Exercise requirements
[1] In the article about Emory's TravelWell, what bit Bruce Knauft on the foot in Papua New Guinea?
[2] Extend the article about Emory's TravelWell, picking up right after its last sentence.

Exercise text
■ ■ ■ ■ ■ ■ ■
Traveling Well
Emory's TravelWell provides an increasingly sought-after service to clients ranging from anthropology professors, Delta pilots, and Habitat for Humanity volunteers to sports teams and tourists.


by Valerie Gregg


The first time Bruce Knauft went to the remote rain forests of Papua New Guinea, he had a critical brush with drug-resistant malaria. When he went again last year, he had prepared for the trip meticulously but nevertheless had a potentially fatal run-in with something slithering down a dark path one night.

"We were walking back to the government compound, single file, through the brush," says Knauft, who is an Emory professor of anthropology. "Because I was the only one who had a flashlight, I was in the front of the line. I had worn my open-toed mountain sandals because the weather was so hot. I stepped right on a death adder, and it bit me on the foot. Despite all my preventive measures, there was very little I could do in such a remote area except try to relax and hope I wouldn't die. Ironic, isn't it?"

He kicked the snake off before it could really dig in, so he didn't suffer the slow, agonizing, deadly paralysis that usually results from a death adder bite. It did keep him hobbling for a week, however. "My toe felt like someone had taken a sledgehammer to it," he said. "I was very lucky."

Knauft learned an important lesson the hard way: You can never be too prepared when you travel overseas. And simple solutions that minimize risks are often the best. After his brush with death, Knauft always wore closed-toed boots when walking the trails at night.

Dodging bullets





TravelWell founder and director Phyllis
Kozarsky serves on the editorial board
of The Journal of Travel Medicine and
co-edits the CDC publication, Health
Information for the International Traveler.

She also confers with President Clinton's
physician to discuss international disease
surveillance and how to keep American
travelers healthy.
■ ■ ■ ■ ■ ■ ■
Record extracts
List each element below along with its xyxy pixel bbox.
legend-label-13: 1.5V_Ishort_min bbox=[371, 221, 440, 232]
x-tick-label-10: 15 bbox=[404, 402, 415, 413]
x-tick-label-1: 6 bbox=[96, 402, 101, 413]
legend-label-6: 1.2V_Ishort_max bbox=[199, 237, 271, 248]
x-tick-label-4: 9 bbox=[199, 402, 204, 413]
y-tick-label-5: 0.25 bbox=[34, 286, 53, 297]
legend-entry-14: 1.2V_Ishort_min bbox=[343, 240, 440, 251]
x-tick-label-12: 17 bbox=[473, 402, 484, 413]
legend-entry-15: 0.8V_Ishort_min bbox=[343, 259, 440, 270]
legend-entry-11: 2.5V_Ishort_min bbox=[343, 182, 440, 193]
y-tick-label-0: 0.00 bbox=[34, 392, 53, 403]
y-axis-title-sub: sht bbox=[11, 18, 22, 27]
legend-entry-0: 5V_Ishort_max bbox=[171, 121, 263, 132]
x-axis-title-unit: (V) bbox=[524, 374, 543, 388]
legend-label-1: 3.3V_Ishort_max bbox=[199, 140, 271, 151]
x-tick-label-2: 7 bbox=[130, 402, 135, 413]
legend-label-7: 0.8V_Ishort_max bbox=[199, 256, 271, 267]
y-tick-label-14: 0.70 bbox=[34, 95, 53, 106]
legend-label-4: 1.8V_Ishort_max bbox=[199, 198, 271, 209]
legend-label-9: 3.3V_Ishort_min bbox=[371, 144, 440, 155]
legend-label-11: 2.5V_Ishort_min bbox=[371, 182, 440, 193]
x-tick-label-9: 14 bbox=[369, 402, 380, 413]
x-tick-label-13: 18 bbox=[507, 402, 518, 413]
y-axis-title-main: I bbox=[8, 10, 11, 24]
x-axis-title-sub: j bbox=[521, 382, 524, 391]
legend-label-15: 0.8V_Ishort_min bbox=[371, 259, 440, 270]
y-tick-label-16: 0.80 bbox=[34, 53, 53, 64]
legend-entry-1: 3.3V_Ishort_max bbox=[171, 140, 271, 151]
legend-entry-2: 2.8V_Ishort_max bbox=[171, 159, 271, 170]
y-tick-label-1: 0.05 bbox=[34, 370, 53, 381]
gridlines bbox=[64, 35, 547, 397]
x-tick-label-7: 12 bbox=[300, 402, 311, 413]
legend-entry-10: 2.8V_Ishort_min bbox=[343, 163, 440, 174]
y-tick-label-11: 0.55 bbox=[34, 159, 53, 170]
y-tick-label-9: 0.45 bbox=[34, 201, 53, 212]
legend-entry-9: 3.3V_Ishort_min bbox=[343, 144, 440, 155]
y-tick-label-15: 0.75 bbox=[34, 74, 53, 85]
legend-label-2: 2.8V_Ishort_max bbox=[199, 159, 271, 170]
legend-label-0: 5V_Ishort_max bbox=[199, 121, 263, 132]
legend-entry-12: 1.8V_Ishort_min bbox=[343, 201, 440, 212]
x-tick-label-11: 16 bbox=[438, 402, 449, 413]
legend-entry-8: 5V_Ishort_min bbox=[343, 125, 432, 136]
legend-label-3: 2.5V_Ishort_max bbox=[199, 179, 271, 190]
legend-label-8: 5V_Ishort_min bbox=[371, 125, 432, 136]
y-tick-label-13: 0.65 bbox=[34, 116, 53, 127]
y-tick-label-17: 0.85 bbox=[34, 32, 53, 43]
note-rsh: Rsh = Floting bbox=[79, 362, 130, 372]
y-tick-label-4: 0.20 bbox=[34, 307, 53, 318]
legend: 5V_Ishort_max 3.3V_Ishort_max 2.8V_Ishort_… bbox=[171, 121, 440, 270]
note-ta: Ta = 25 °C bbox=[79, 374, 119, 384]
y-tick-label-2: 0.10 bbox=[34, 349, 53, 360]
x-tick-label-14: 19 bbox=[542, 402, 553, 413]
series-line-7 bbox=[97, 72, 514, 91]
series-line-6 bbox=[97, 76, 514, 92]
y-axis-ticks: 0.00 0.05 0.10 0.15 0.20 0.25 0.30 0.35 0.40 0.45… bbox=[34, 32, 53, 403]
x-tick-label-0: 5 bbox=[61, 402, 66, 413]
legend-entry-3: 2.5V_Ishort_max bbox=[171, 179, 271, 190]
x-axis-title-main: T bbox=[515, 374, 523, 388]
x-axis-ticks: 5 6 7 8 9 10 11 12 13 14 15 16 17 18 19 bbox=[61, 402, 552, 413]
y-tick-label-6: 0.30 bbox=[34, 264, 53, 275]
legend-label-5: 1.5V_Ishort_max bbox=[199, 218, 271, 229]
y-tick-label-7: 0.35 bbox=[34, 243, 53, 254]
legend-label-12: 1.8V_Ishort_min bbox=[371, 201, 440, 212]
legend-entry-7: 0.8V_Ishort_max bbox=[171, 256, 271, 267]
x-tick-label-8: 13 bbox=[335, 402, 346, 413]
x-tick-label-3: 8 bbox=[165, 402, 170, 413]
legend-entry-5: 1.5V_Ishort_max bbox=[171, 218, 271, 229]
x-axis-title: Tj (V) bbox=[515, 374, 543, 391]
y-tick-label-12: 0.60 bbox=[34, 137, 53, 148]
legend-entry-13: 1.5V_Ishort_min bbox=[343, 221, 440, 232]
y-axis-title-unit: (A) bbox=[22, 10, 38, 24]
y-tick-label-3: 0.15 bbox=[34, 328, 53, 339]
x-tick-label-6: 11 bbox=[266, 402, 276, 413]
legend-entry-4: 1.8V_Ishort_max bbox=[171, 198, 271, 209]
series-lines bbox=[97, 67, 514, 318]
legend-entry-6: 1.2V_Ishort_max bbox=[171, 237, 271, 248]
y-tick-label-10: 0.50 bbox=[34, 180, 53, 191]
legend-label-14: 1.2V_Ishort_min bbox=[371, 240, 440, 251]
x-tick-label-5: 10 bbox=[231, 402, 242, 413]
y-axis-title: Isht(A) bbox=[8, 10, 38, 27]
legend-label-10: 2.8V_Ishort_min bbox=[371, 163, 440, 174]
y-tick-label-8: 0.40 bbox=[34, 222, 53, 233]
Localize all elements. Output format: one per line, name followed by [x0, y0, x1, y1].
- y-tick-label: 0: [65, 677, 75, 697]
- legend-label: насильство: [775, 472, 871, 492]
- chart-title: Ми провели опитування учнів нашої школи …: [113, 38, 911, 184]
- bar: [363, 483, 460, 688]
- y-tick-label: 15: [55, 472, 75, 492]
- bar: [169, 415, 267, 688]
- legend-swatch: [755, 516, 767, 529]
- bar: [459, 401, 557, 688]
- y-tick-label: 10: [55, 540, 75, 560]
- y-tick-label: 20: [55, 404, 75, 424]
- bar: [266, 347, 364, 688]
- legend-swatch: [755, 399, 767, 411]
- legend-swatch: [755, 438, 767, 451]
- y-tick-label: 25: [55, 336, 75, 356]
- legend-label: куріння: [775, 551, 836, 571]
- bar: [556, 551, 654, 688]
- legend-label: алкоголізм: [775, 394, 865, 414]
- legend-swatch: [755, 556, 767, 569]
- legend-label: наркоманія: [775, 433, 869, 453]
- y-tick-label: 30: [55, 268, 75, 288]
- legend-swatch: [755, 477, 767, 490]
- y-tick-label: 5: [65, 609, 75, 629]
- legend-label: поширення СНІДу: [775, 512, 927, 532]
■ ■ ■ ■ ■ ■ ■
Responses by task
[1] A death adder.

[2]
As the saying goes, you never see the bullet that gets you. In foreign ports, bacteria, viruses, and parasites are invisible, but very real threats. Accidents, most often car related, are the number one cause of preventable deaths for Americans outside the United States. And cultural differences can be so psychologically overwhelming that they can render travelers unable to cope.

Knowing the risks and preparing for them is the key to staying healthy overseas, says tropical disease specialist Phyllis Kozarsky. For the past 10 years, her TravelWell clinics have filled a crucial need for a growing number of international travelers -- many from Emory's schools of medicine, public health, and nursing. TravelWell is the best equipped clinic in the Southeast to serve patients before, during, and after international travel. There are only a handful of such clinics in the nation.

TravelWell started as a small, out-of-the-way office at Crawford Long in 1988 and in the past few years has added sites at The Emory Clinic Perimeter and Emory Hospital on Clifton Road. Kozarsky's patient load at TravelWell has grown from less than 50 in 1988 to more than 3,000 last year. And there are no signs that the demand will lessen.

More than 600 million people worldwide including 30 million Americans - as well as 10% of Emory employees - travel by air to other countries each year. Twenty percent head for developing nations. Half of all international travelers become ill, most commonly with diarrhea, and one in every 100,000 travelers will die.

TravelWell serves a diverse clientele that reaches far beyond the Emory community: international companies like Delta Airlines, CNN, and Coke; humanitarian groups like the Carter Center, missionaries, and Habitat for Humanity; as well as sports teams and tourists. It coordinates a network of almost 30 affiliated clinics around the world for patient referral and disease surveillance. Through Kozarsky's contacts at the Centers for Disease Control and Prevention and physicians around the world, TravelWell maintains up-to-the-minute information about health risks and emerging diseases.

Kozarsky realized the need for something like TravelWell in 1988, when she returned from India with acute pneumonia and gastrointestinal illness.

"I was very sick and hospitalized for days," she says. "When I look back now, I can see that I was completely unprepared for my trip. I got my shots but did nothing else to avoid medical problems while I was in India. Even though I was a physician, I wasn't a very smart traveler."

The timing of her realization coincided with a new awakening in the field of public health.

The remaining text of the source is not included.